[YOUR OBJECTIVE]:
Rewrite the entries with "reply-button" swapped for "answer-button" throughout, keeping everything else the same and leaving out the pictures.

(Element and coordinate entries)
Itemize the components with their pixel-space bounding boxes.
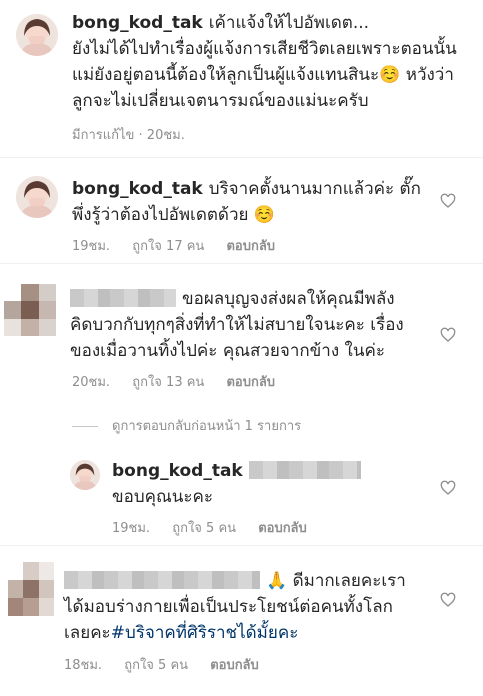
reply-text: bong_kod_tak ขอบคุณนะคะ	[112, 458, 432, 510]
reply-button[interactable]: ตอบกลับ	[226, 239, 275, 254]
avatar[interactable]	[70, 460, 100, 490]
timestamp: 19ชม.	[72, 239, 111, 254]
comment-line: พึ่งรู้ว่าต้องไปอัพเดตด้วย ☺️	[72, 205, 276, 225]
likes-count[interactable]: ถูกใจ 5 คน	[124, 658, 188, 673]
likes-count[interactable]: ถูกใจ 13 คน	[132, 375, 204, 390]
username[interactable]: bong_kod_tak	[72, 179, 203, 199]
divider	[0, 263, 483, 264]
comment-line: เลยคะ	[64, 623, 111, 643]
heart-icon[interactable]	[440, 592, 456, 608]
comment-meta: 20ชม. ถูกใจ 13 คน ตอบกลับ	[72, 371, 293, 392]
reply-meta: 19ชม. ถูกใจ 5 คน ตอบกลับ	[112, 517, 325, 538]
caption-line: ยังไม่ได้ไปทำเรื่องผู้แจ้งการเสียชีวิตเล…	[72, 39, 457, 59]
avatar[interactable]	[16, 14, 58, 56]
likes-count[interactable]: ถูกใจ 5 คน	[172, 521, 236, 536]
timestamp: 20ชม.	[72, 375, 111, 390]
comment-line: ขอผลบุญจงส่งผลให้คุณมีพลัง	[182, 289, 395, 309]
edited-timestamp: มีการแก้ไข · 20ชม.	[72, 128, 185, 143]
reply-item: bong_kod_tak ขอบคุณนะคะ 19ชม. ถูกใจ 5 คน…	[0, 450, 483, 540]
avatar-blurred[interactable]	[8, 562, 54, 616]
comment-meta: 18ชม. ถูกใจ 5 คน ตอบกลับ	[64, 654, 277, 675]
view-previous-label[interactable]: ดูการตอบกลับก่อนหน้า 1 รายการ	[112, 419, 301, 434]
likes-count[interactable]: ถูกใจ 17 คน	[132, 239, 204, 254]
timestamp: 18ชม.	[64, 658, 103, 673]
caption-meta: มีการแก้ไข · 20ชม.	[72, 124, 203, 145]
comment-line: ได้มอบร่างกายเพื่อเป็นประโยชน์ต่อคนทั้งโ…	[64, 597, 393, 617]
redacted-mention[interactable]	[248, 461, 361, 479]
reply-button[interactable]: ตอบกลับ	[210, 658, 259, 673]
divider	[0, 545, 483, 546]
heart-icon[interactable]	[440, 327, 456, 343]
profile-photo-icon	[70, 460, 100, 490]
comment-text: bong_kod_tak บริจาคตั้งนานมากแล้วค่ะ ตั๊ก…	[72, 176, 432, 228]
avatar-blurred[interactable]	[4, 284, 56, 336]
redacted-username[interactable]	[70, 289, 176, 307]
reply-button[interactable]: ตอบกลับ	[226, 375, 275, 390]
reply-line: ขอบคุณนะคะ	[112, 487, 214, 507]
comment-item: ขอผลบุญจงส่งผลให้คุณมีพลัง คิดบวกกับทุกๆ…	[0, 270, 483, 400]
username[interactable]: bong_kod_tak	[72, 13, 203, 33]
caption-block: bong_kod_tak เค้าแจ้งให้ไปอัพเดต... ยังไม…	[0, 0, 483, 150]
caption-text: bong_kod_tak เค้าแจ้งให้ไปอัพเดต... ยังไม…	[72, 10, 472, 114]
caption-line: แม่ยังอยู่ตอนนี้ต้องให้ลูกเป็นผู้แจ้งแทน…	[72, 65, 454, 85]
timestamp: 19ชม.	[112, 521, 151, 536]
comment-meta: 19ชม. ถูกใจ 17 คน ตอบกลับ	[72, 235, 293, 256]
comment-text: ขอผลบุญจงส่งผลให้คุณมีพลัง คิดบวกกับทุกๆ…	[70, 286, 440, 364]
username[interactable]: bong_kod_tak	[112, 461, 243, 481]
hashtag-link[interactable]: #บริจาคที่ศิริราชได้มั้ยคะ	[111, 623, 299, 643]
comment-line: คิดบวกกับทุกๆสิ่งที่ทำให้ไม่สบายใจนะคะ เ…	[70, 315, 404, 335]
avatar[interactable]	[16, 176, 58, 218]
comment-item: bong_kod_tak บริจาคตั้งนานมากแล้วค่ะ ตั๊ก…	[0, 160, 483, 260]
redacted-username[interactable]	[64, 571, 260, 589]
view-previous-replies[interactable]: ดูการตอบกลับก่อนหน้า 1 รายการ	[72, 415, 301, 436]
comment-item: 🙏 ดีมากเลยคะเรา ได้มอบร่างกายเพื่อเป็นปร…	[0, 550, 483, 696]
comment-text: 🙏 ดีมากเลยคะเรา ได้มอบร่างกายเพื่อเป็นปร…	[64, 568, 444, 646]
heart-icon[interactable]	[440, 193, 456, 209]
caption-line: เค้าแจ้งให้ไปอัพเดต...	[208, 13, 370, 33]
comment-line: บริจาคตั้งนานมากแล้วค่ะ ตั๊ก	[208, 179, 421, 199]
heart-icon[interactable]	[440, 480, 456, 496]
caption-line: ลูกจะไม่เปลี่ยนเจตนารมณ์ของแม่นะครับ	[72, 91, 369, 111]
divider	[0, 157, 483, 158]
reply-button[interactable]: ตอบกลับ	[258, 521, 307, 536]
divider-dash	[72, 426, 98, 427]
profile-photo-icon	[16, 14, 58, 56]
comment-line: ดีมากเลยคะเรา	[292, 571, 406, 591]
comment-line: ของเมื่อวานทิ้งไปค่ะ คุณสวยจากข้าง ในค่ะ	[70, 341, 385, 361]
praying-hands-icon: 🙏	[266, 571, 288, 591]
profile-photo-icon	[16, 176, 58, 218]
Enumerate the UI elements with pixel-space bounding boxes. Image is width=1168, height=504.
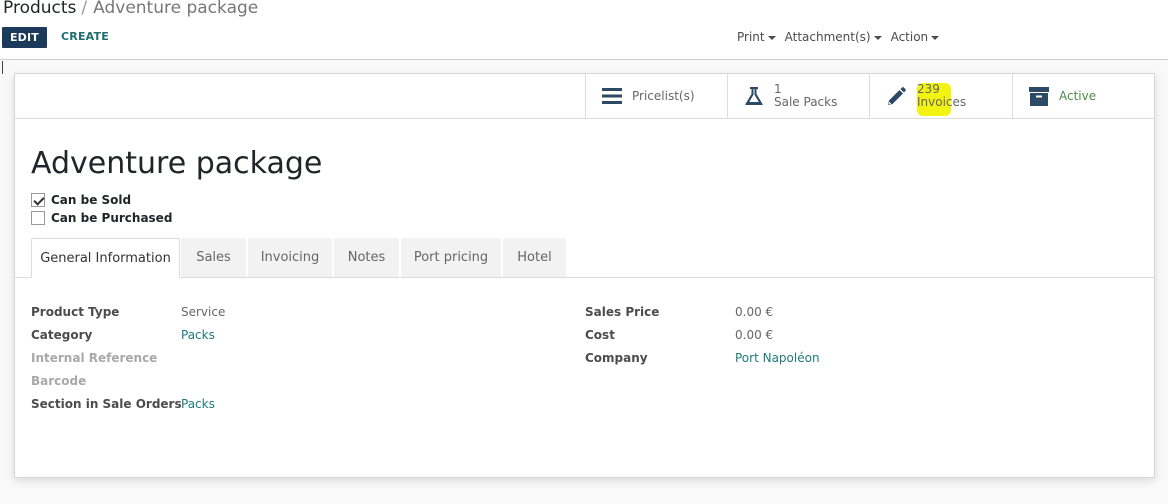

[RESPONSE TO THE TASK]:
Itemize the components with their pixel-space bounding boxes.
reply-text: bong_kod_tak ขอบคุณนะคะ	[112, 458, 432, 510]
answer-button[interactable]: ตอบกลับ	[226, 239, 275, 254]
avatar[interactable]	[70, 460, 100, 490]
timestamp: 19ชม.	[72, 239, 111, 254]
comment-line: พึ่งรู้ว่าต้องไปอัพเดตด้วย ☺️	[72, 205, 276, 225]
likes-count[interactable]: ถูกใจ 5 คน	[124, 658, 188, 673]
likes-count[interactable]: ถูกใจ 13 คน	[132, 375, 204, 390]
username[interactable]: bong_kod_tak	[72, 179, 203, 199]
divider	[0, 263, 483, 264]
comment-line: เลยคะ	[64, 623, 111, 643]
heart-icon[interactable]	[440, 592, 456, 608]
comment-meta: 20ชม. ถูกใจ 13 คน ตอบกลับ	[72, 371, 293, 392]
reply-meta: 19ชม. ถูกใจ 5 คน ตอบกลับ	[112, 517, 325, 538]
caption-line: ยังไม่ได้ไปทำเรื่องผู้แจ้งการเสียชีวิตเล…	[72, 39, 457, 59]
avatar[interactable]	[16, 14, 58, 56]
likes-count[interactable]: ถูกใจ 5 คน	[172, 521, 236, 536]
timestamp: 20ชม.	[72, 375, 111, 390]
comment-line: ขอผลบุญจงส่งผลให้คุณมีพลัง	[182, 289, 395, 309]
edited-timestamp: มีการแก้ไข · 20ชม.	[72, 128, 185, 143]
reply-item: bong_kod_tak ขอบคุณนะคะ 19ชม. ถูกใจ 5 คน…	[0, 450, 483, 540]
avatar-blurred[interactable]	[8, 562, 54, 616]
comment-meta: 18ชม. ถูกใจ 5 คน ตอบกลับ	[64, 654, 277, 675]
view-previous-label[interactable]: ดูการตอบกลับก่อนหน้า 1 รายการ	[112, 419, 301, 434]
likes-count[interactable]: ถูกใจ 17 คน	[132, 239, 204, 254]
timestamp: 18ชม.	[64, 658, 103, 673]
caption-meta: มีการแก้ไข · 20ชม.	[72, 124, 203, 145]
comment-line: ได้มอบร่างกายเพื่อเป็นประโยชน์ต่อคนทั้งโ…	[64, 597, 393, 617]
redacted-mention[interactable]	[248, 461, 361, 479]
answer-button[interactable]: ตอบกลับ	[210, 658, 259, 673]
divider	[0, 545, 483, 546]
heart-icon[interactable]	[440, 327, 456, 343]
profile-photo-icon	[70, 460, 100, 490]
comment-text: bong_kod_tak บริจาคตั้งนานมากแล้วค่ะ ตั๊ก…	[72, 176, 432, 228]
avatar-blurred[interactable]	[4, 284, 56, 336]
redacted-username[interactable]	[70, 289, 176, 307]
answer-button[interactable]: ตอบกลับ	[226, 375, 275, 390]
reply-line: ขอบคุณนะคะ	[112, 487, 214, 507]
comment-item: ขอผลบุญจงส่งผลให้คุณมีพลัง คิดบวกกับทุกๆ…	[0, 270, 483, 400]
username[interactable]: bong_kod_tak	[72, 13, 203, 33]
caption-block: bong_kod_tak เค้าแจ้งให้ไปอัพเดต... ยังไม…	[0, 0, 483, 150]
caption-text: bong_kod_tak เค้าแจ้งให้ไปอัพเดต... ยังไม…	[72, 10, 472, 114]
caption-line: แม่ยังอยู่ตอนนี้ต้องให้ลูกเป็นผู้แจ้งแทน…	[72, 65, 454, 85]
timestamp: 19ชม.	[112, 521, 151, 536]
comment-meta: 19ชม. ถูกใจ 17 คน ตอบกลับ	[72, 235, 293, 256]
comment-text: ขอผลบุญจงส่งผลให้คุณมีพลัง คิดบวกกับทุกๆ…	[70, 286, 440, 364]
username[interactable]: bong_kod_tak	[112, 461, 243, 481]
hashtag-link[interactable]: #บริจาคที่ศิริราชได้มั้ยคะ	[111, 623, 299, 643]
comment-line: คิดบวกกับทุกๆสิ่งที่ทำให้ไม่สบายใจนะคะ เ…	[70, 315, 404, 335]
avatar[interactable]	[16, 176, 58, 218]
comment-item: bong_kod_tak บริจาคตั้งนานมากแล้วค่ะ ตั๊ก…	[0, 160, 483, 260]
redacted-username[interactable]	[64, 571, 260, 589]
view-previous-replies[interactable]: ดูการตอบกลับก่อนหน้า 1 รายการ	[72, 415, 301, 436]
comment-item: 🙏 ดีมากเลยคะเรา ได้มอบร่างกายเพื่อเป็นปร…	[0, 550, 483, 696]
comment-text: 🙏 ดีมากเลยคะเรา ได้มอบร่างกายเพื่อเป็นปร…	[64, 568, 444, 646]
heart-icon[interactable]	[440, 193, 456, 209]
caption-line: เค้าแจ้งให้ไปอัพเดต...	[208, 13, 370, 33]
comment-line: บริจาคตั้งนานมากแล้วค่ะ ตั๊ก	[208, 179, 421, 199]
heart-icon[interactable]	[440, 480, 456, 496]
caption-line: ลูกจะไม่เปลี่ยนเจตนารมณ์ของแม่นะครับ	[72, 91, 369, 111]
divider	[0, 157, 483, 158]
answer-button[interactable]: ตอบกลับ	[258, 521, 307, 536]
divider-dash	[72, 426, 98, 427]
profile-photo-icon	[16, 14, 58, 56]
comment-line: ดีมากเลยคะเรา	[292, 571, 406, 591]
comment-line: ของเมื่อวานทิ้งไปค่ะ คุณสวยจากข้าง ในค่ะ	[70, 341, 385, 361]
praying-hands-icon: 🙏	[266, 571, 288, 591]
profile-photo-icon	[16, 176, 58, 218]
Enumerate the UI elements with pixel-space bounding boxes. Image is width=1168, height=504.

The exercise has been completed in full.